## Aufgabenstellung
Wandle die Datensätze vom Anfang bis einschließlich der Zeile mit „341, 492, 355]“ in eine JSON-Liste von Zeichenketten um, mit einer Zeichenkette pro Zeile und ohne Leerzeilen.

## Gespeicherte Datensätze
_ _ _
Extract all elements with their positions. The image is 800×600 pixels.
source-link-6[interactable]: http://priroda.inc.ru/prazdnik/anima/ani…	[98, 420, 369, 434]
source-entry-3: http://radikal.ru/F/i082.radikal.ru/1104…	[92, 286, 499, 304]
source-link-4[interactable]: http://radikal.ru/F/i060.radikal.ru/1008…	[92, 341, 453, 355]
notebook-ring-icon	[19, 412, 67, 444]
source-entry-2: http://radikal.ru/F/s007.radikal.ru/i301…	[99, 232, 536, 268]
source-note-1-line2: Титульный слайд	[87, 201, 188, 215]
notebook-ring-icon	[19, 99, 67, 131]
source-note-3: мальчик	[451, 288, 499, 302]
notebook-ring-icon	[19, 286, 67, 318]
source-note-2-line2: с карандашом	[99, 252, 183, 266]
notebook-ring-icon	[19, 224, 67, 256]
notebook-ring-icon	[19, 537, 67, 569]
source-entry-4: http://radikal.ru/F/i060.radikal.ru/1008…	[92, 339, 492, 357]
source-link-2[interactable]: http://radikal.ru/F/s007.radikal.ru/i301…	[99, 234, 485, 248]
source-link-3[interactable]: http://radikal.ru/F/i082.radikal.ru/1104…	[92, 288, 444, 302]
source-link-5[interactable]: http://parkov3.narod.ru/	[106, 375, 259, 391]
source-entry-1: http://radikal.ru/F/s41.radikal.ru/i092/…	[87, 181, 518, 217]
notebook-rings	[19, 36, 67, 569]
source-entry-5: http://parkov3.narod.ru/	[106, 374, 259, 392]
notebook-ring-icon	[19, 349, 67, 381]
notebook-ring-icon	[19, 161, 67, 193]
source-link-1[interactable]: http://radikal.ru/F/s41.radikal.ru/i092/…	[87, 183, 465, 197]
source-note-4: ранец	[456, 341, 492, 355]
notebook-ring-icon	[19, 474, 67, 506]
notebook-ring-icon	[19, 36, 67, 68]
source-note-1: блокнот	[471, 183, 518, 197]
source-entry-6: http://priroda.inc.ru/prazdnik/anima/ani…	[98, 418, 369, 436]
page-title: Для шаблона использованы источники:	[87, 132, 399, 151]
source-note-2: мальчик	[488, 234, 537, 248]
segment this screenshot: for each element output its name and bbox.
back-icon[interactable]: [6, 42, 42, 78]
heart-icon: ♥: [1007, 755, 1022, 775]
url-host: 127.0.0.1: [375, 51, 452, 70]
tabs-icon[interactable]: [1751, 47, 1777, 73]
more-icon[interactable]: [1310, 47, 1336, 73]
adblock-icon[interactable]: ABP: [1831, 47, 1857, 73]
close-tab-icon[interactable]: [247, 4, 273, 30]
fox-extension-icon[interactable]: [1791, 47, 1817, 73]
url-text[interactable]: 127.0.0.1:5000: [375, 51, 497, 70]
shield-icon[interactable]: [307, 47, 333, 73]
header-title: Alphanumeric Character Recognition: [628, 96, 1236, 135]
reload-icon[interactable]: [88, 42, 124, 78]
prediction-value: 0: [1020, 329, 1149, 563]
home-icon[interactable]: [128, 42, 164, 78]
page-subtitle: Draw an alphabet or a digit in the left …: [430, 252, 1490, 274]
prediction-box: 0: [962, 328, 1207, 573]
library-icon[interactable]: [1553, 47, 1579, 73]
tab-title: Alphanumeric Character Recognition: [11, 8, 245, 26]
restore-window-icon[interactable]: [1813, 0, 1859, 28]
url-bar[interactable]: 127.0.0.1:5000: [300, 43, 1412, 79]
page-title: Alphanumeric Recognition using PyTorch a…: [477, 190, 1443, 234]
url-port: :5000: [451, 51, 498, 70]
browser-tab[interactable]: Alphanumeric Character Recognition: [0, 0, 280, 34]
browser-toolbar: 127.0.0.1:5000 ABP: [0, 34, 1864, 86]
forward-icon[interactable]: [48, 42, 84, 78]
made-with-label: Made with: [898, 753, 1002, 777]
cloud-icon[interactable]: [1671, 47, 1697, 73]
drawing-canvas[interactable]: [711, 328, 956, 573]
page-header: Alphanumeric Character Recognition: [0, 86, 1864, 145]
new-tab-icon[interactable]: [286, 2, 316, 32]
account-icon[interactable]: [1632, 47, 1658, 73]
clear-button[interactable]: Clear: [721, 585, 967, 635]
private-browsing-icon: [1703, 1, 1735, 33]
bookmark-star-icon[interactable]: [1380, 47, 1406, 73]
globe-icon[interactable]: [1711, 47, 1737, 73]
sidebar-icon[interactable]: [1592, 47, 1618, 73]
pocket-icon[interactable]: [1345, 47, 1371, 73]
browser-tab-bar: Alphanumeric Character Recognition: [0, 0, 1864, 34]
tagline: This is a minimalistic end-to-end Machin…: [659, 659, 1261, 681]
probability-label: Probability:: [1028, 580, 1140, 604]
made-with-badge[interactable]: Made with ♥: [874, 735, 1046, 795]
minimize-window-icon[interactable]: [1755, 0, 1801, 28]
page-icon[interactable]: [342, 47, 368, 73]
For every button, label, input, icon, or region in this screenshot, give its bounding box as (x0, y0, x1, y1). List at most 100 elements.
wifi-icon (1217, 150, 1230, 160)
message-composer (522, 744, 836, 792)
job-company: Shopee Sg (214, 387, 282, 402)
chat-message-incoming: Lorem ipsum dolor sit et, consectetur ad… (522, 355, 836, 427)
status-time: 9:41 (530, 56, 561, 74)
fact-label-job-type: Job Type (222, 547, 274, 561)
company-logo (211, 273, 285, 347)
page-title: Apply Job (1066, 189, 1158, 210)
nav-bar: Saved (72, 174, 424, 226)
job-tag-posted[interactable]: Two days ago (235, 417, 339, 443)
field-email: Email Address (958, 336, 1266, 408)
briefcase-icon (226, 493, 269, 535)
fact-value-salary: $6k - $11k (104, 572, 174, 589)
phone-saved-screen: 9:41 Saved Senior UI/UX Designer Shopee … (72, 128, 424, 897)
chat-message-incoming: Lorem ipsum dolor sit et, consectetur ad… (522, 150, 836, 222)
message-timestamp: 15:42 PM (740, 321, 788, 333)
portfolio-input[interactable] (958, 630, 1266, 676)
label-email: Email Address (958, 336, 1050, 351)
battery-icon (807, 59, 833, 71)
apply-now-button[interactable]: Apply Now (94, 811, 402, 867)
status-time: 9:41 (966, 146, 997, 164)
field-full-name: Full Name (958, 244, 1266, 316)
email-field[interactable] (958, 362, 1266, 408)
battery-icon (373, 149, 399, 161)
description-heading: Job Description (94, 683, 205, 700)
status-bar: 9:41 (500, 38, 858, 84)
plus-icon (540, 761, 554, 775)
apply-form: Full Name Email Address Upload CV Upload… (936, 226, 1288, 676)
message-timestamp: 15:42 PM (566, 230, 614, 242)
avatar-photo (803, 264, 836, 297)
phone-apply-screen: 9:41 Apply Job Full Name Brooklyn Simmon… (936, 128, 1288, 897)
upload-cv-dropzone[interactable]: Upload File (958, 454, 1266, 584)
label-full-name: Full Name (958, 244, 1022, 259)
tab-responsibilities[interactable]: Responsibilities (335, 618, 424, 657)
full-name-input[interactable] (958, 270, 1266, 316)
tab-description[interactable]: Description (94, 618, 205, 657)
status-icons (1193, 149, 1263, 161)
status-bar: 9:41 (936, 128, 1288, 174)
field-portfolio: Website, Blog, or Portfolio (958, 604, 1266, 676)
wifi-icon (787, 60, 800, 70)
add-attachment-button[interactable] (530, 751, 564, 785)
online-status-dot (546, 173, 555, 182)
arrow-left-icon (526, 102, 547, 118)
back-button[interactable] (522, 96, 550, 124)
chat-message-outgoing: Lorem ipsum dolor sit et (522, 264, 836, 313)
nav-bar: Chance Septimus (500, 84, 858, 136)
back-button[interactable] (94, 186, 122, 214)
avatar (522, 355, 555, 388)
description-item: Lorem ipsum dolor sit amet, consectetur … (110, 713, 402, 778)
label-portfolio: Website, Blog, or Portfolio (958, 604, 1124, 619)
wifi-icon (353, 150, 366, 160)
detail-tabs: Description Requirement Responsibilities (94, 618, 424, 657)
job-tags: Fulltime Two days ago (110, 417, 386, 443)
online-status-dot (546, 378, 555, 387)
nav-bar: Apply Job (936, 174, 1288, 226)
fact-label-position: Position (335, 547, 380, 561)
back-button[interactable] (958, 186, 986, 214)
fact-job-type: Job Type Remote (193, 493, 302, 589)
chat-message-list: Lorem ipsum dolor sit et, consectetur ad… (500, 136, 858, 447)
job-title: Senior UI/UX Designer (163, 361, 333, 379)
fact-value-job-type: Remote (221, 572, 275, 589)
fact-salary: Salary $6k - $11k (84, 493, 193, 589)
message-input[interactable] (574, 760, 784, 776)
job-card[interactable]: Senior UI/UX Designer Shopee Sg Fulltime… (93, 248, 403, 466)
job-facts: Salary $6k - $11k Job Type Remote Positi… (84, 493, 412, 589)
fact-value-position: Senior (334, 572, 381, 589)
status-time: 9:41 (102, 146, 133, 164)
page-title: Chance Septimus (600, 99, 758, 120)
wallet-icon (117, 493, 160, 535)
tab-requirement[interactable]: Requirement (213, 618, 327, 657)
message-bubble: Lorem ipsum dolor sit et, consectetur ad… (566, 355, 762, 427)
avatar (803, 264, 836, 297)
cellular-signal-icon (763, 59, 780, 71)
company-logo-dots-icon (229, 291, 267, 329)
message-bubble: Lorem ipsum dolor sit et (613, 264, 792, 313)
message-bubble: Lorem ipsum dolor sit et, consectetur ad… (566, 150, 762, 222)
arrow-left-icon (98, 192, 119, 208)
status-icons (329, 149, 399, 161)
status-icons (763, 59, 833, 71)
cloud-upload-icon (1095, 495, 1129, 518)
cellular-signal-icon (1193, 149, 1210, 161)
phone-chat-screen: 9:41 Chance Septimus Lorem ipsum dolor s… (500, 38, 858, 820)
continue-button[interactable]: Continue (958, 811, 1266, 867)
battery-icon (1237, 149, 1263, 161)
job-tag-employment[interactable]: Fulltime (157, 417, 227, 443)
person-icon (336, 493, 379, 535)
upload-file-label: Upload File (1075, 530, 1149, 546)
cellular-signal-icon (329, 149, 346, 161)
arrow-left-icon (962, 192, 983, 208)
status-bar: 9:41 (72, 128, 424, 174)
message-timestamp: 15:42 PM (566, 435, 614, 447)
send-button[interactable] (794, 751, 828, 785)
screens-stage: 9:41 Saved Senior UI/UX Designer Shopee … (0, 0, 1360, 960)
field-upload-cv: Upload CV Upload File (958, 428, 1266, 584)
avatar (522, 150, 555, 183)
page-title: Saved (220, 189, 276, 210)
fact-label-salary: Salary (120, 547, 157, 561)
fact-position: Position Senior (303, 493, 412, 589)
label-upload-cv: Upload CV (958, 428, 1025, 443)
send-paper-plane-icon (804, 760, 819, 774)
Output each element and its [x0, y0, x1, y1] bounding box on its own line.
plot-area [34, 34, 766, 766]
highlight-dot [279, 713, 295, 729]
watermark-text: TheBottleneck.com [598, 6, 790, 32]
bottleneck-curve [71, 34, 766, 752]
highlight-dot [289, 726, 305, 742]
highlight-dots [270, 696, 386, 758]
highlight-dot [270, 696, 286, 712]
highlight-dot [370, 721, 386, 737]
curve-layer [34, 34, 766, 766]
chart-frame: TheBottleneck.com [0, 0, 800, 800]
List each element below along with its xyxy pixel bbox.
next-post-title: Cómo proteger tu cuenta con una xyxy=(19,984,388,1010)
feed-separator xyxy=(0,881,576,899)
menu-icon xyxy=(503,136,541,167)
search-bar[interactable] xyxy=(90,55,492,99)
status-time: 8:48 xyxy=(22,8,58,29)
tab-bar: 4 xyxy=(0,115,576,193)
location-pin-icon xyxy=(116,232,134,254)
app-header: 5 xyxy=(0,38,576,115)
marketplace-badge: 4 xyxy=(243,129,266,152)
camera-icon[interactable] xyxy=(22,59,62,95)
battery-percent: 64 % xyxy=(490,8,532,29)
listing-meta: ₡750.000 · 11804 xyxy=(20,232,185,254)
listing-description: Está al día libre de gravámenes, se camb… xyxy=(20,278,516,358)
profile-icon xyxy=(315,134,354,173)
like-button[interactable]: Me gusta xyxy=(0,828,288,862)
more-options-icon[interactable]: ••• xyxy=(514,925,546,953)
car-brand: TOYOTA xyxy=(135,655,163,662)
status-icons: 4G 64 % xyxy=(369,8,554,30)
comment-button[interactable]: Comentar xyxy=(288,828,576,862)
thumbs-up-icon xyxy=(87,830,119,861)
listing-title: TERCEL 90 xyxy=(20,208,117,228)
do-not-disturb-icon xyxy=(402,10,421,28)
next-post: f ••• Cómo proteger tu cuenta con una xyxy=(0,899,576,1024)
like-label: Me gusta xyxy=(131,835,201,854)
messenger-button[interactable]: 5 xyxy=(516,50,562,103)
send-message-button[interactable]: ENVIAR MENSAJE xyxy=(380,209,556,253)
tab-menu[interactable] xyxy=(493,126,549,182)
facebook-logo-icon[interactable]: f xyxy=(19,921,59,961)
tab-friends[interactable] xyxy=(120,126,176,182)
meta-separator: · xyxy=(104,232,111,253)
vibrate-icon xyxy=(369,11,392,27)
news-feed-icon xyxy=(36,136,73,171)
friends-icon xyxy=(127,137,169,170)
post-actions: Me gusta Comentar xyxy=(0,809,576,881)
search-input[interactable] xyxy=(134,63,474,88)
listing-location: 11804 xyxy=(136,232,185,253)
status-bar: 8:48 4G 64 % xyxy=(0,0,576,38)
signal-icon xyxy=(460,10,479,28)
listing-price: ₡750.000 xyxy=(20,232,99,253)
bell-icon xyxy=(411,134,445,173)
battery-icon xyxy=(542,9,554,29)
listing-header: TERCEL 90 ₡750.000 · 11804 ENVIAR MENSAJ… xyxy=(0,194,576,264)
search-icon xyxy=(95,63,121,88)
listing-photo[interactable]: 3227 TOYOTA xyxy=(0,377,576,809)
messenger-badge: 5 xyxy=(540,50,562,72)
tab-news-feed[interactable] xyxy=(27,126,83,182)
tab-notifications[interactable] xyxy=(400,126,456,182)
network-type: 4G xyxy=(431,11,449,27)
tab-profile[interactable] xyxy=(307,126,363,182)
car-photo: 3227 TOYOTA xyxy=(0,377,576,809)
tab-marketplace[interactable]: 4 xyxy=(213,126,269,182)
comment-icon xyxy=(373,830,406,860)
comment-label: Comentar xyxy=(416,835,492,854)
_ _ _
## Erwartete Ausgabe
[
  "Extract all elements with their positions. The image is 800×600 pixels.",
  "source-link-6[interactable]: http://priroda.inc.ru/prazdnik/anima/ani…\t[98, 420, 369, 434]",
  "source-entry-3: http://radikal.ru/F/i082.radikal.ru/1104…\t[92, 286, 499, 304]",
  "source-link-4[interactable]: http://radikal.ru/F/i060.radikal.ru/1008…\t[92, 341, 453, 355]",
  "notebook-ring-icon\t[19, 412, 67, 444]",
  "source-entry-2: http://radikal.ru/F/s007.radikal.ru/i301…\t[99, 232, 536, 268]",
  "source-note-1-line2: Титульный слайд\t[87, 201, 188, 215]",
  "notebook-ring-icon\t[19, 99, 67, 131]",
  "source-note-3: мальчик\t[451, 288, 499, 302]",
  "notebook-ring-icon\t[19, 286, 67, 318]",
  "source-note-2-line2: с карандашом\t[99, 252, 183, 266]",
  "notebook-ring-icon\t[19, 224, 67, 256]",
  "notebook-ring-icon\t[19, 537, 67, 569]",
  "source-entry-4: http://radikal.ru/F/i060.radikal.ru/1008…\t[92, 339, 492, 357]",
  "source-link-2[interactable]: http://radikal.ru/F/s007.radikal.ru/i301…\t[99, 234, 485, 248]",
  "source-link-3[interactable]: http://radikal.ru/F/i082.radikal.ru/1104…\t[92, 288, 444, 302]",
  "source-link-5[interactable]: http://parkov3.narod.ru/\t[106, 375, 259, 391]",
  "source-entry-1: http://radikal.ru/F/s41.radikal.ru/i092/…\t[87, 181, 518, 217]",
  "notebook-rings\t[19, 36, 67, 569]",
  "source-entry-5: http://parkov3.narod.ru/\t[106, 374, 259, 392]",
  "notebook-ring-icon\t[19, 349, 67, 381]",
  "notebook-ring-icon\t[19, 161, 67, 193]",
  "source-link-1[interactable]: http://radikal.ru/F/s41.radikal.ru/i092/…\t[87, 183, 465, 197]",
  "source-note-4: ранец\t[456, 341, 492, 355]"
]